Examine each line of the data. Copy those that contain the string "Publicznego".

**Saved data entries:**
----------

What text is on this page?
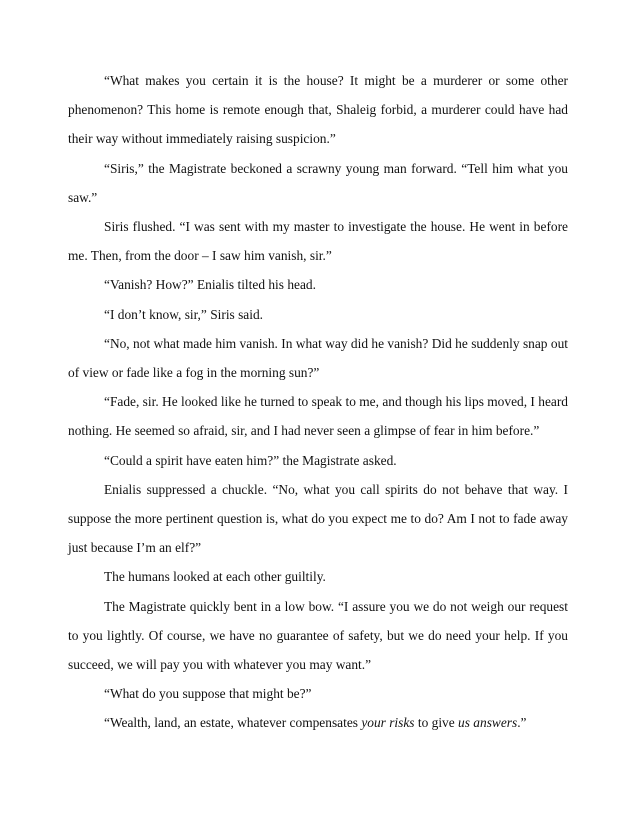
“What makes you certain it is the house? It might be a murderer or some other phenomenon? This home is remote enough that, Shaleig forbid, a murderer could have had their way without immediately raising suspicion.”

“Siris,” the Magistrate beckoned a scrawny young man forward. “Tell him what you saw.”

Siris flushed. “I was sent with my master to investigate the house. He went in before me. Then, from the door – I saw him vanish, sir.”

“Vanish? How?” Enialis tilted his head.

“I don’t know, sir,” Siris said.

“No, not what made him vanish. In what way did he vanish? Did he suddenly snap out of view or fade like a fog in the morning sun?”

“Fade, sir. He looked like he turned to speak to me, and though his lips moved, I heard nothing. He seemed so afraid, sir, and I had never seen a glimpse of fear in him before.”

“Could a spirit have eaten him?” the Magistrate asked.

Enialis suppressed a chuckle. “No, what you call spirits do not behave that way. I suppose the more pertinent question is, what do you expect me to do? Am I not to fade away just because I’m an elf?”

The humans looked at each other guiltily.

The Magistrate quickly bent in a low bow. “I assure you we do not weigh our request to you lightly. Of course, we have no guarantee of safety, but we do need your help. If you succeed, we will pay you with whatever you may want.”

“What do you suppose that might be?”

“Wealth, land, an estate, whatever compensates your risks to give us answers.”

----------

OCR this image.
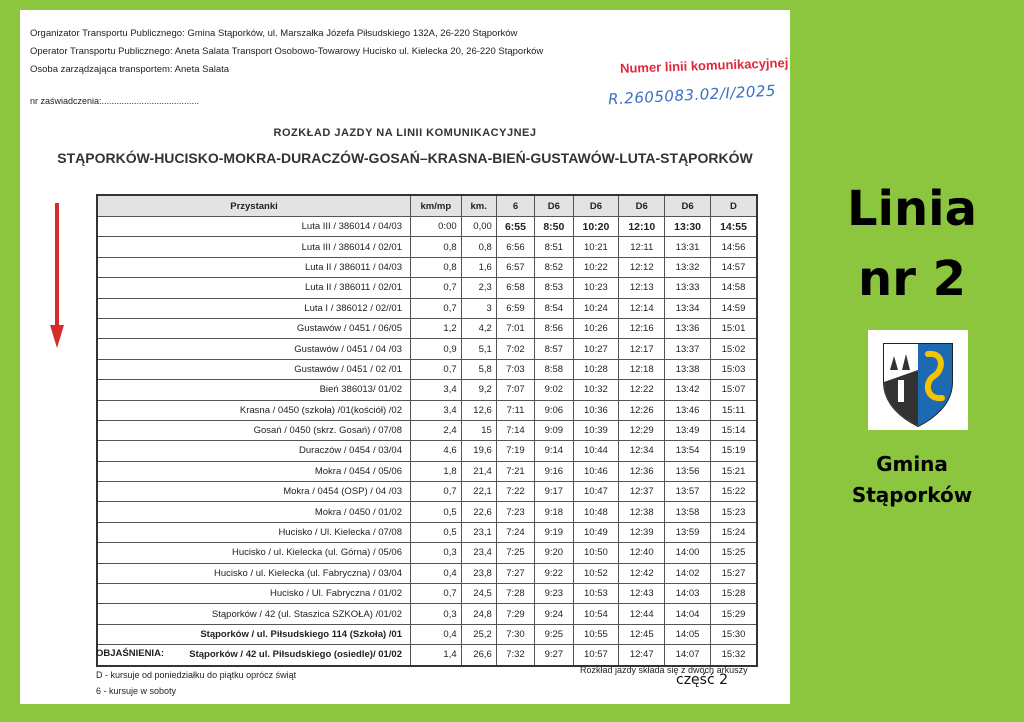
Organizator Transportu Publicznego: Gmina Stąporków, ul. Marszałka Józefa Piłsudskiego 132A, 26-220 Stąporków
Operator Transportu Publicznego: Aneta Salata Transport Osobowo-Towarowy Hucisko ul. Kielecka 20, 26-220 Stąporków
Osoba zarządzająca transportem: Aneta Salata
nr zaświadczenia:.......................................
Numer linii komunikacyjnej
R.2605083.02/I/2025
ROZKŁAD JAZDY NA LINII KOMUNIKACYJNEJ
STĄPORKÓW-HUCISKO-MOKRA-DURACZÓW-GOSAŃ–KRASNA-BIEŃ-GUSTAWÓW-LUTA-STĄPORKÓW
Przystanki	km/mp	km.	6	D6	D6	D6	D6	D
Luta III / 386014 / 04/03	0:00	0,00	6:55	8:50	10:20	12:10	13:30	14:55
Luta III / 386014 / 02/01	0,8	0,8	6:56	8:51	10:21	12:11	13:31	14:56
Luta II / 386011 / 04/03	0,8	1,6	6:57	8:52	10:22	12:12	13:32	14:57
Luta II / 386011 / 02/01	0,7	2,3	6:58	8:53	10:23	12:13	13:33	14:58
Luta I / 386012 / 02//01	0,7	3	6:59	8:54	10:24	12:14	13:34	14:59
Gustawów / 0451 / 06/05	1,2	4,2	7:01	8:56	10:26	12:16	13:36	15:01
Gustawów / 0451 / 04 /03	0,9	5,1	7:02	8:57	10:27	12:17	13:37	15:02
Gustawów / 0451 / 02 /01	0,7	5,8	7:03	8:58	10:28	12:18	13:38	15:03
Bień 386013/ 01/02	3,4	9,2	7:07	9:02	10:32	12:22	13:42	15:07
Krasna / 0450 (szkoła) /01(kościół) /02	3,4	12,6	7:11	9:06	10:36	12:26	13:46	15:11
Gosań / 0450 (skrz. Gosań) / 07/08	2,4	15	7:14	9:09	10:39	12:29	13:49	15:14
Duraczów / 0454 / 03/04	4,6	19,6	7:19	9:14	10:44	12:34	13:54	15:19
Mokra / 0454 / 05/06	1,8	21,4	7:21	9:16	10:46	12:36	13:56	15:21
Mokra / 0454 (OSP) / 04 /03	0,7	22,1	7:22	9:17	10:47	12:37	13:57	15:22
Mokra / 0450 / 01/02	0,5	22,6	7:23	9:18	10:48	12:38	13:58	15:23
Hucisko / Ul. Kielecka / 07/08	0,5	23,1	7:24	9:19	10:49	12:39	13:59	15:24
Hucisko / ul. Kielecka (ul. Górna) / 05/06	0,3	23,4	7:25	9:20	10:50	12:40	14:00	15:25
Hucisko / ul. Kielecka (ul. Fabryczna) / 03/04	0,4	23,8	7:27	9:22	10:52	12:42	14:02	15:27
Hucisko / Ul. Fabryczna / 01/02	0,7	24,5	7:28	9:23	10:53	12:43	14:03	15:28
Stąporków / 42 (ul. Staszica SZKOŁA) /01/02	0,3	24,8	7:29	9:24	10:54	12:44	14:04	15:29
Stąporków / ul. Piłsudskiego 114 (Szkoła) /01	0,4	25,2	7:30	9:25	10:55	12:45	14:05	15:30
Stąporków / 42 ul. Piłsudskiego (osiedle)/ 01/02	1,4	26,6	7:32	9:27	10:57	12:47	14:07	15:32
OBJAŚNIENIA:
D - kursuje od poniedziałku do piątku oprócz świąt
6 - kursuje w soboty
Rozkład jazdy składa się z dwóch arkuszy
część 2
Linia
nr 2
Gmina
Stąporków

----------

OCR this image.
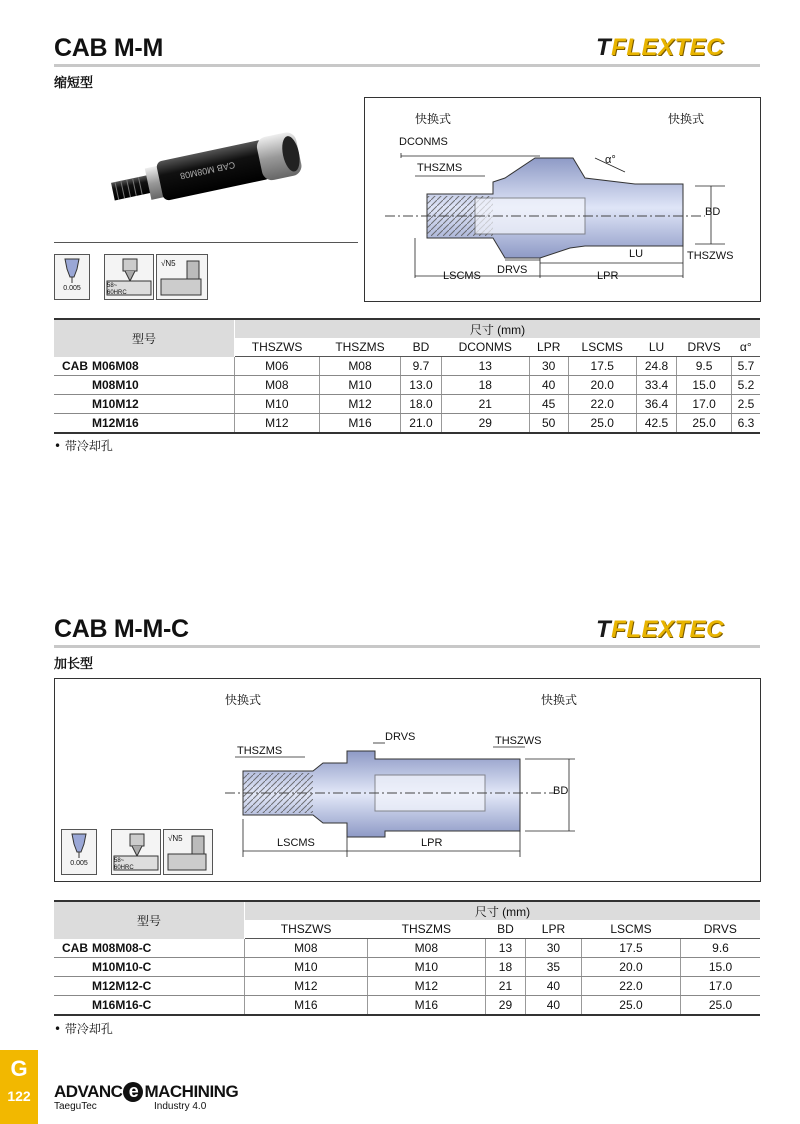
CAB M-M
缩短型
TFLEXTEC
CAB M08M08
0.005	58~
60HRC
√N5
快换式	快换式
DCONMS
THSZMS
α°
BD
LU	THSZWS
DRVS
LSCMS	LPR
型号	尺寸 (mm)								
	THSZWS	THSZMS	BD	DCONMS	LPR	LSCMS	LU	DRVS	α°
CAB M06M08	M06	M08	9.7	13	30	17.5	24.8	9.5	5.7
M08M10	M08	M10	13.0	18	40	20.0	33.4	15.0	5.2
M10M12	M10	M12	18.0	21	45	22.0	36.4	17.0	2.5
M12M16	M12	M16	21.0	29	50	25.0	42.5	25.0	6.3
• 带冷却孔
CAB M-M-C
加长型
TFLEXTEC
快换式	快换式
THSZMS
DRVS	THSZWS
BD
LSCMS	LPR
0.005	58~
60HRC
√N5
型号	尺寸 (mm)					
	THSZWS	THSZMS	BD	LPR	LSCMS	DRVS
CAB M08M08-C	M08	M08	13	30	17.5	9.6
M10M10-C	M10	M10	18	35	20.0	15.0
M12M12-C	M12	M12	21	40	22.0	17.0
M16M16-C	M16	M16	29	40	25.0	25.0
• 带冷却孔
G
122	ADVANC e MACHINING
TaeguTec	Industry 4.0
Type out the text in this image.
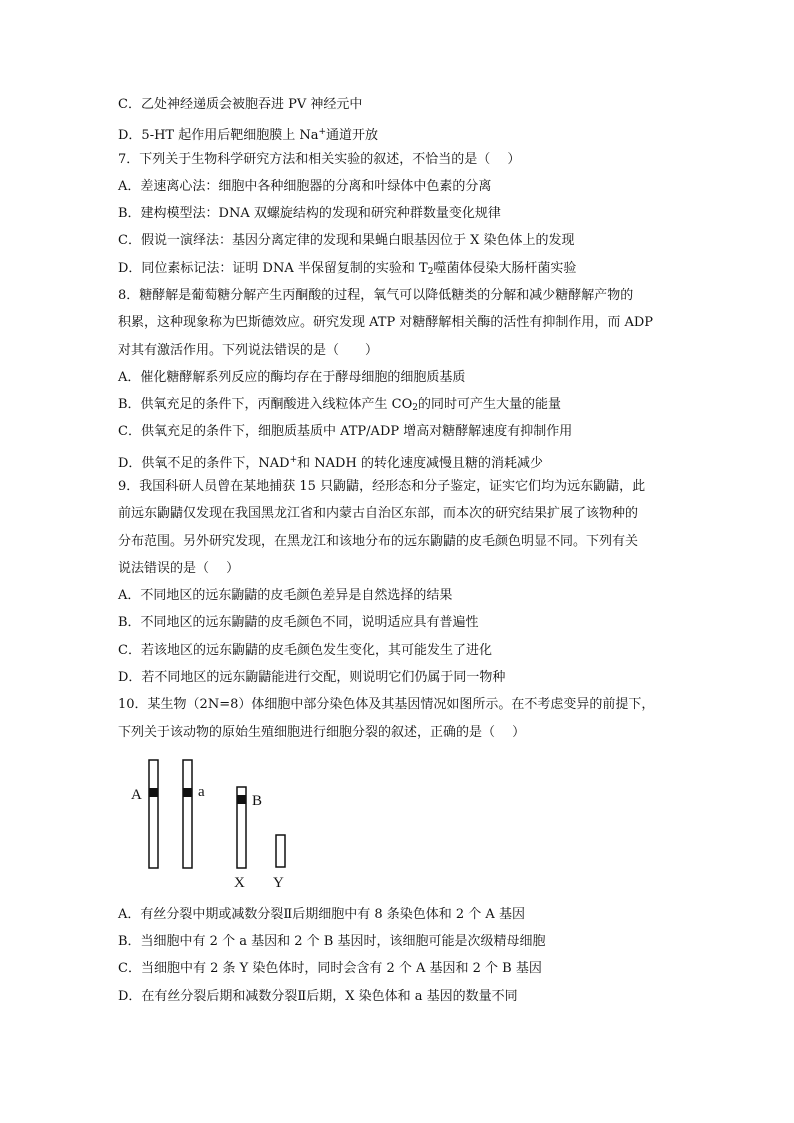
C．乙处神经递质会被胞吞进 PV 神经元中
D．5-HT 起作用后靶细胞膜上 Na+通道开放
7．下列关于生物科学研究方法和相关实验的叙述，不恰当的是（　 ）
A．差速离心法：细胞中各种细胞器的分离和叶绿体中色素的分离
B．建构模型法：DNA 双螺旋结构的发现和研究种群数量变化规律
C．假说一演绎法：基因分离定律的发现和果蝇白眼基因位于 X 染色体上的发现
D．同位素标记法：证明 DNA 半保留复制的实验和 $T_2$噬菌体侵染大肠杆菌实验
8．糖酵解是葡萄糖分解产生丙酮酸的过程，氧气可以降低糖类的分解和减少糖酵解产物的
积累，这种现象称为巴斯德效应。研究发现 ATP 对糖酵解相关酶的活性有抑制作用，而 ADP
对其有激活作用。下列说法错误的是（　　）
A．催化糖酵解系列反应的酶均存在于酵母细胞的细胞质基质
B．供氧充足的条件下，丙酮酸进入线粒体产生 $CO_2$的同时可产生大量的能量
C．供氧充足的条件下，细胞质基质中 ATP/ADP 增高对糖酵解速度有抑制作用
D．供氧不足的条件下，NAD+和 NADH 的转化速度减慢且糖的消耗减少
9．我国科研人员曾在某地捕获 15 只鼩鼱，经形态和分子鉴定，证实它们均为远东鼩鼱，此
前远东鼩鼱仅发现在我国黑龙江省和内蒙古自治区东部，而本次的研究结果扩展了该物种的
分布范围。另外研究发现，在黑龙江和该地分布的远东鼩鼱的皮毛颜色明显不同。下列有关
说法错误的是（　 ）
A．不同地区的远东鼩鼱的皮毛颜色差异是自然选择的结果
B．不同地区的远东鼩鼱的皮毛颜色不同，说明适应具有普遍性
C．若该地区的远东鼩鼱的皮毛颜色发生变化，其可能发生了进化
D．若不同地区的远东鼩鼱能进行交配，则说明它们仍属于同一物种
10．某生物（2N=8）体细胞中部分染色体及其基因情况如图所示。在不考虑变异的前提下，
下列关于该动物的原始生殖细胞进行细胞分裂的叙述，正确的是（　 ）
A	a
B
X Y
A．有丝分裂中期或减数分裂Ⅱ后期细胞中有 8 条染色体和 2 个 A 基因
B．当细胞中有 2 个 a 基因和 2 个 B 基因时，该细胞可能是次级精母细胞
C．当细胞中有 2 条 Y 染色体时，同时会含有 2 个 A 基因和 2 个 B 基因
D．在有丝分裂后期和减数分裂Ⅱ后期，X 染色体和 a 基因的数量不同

----------

**Final result:**
Organizator Transportu Publicznego: Gmina Stąporków, ul. Marszałka Józefa Piłsudskiego 132A, 26-220 Stąporków
Operator Transportu Publicznego: Aneta Salata Transport Osobowo-Towarowy Hucisko ul. Kielecka 20, 26-220 Stąporków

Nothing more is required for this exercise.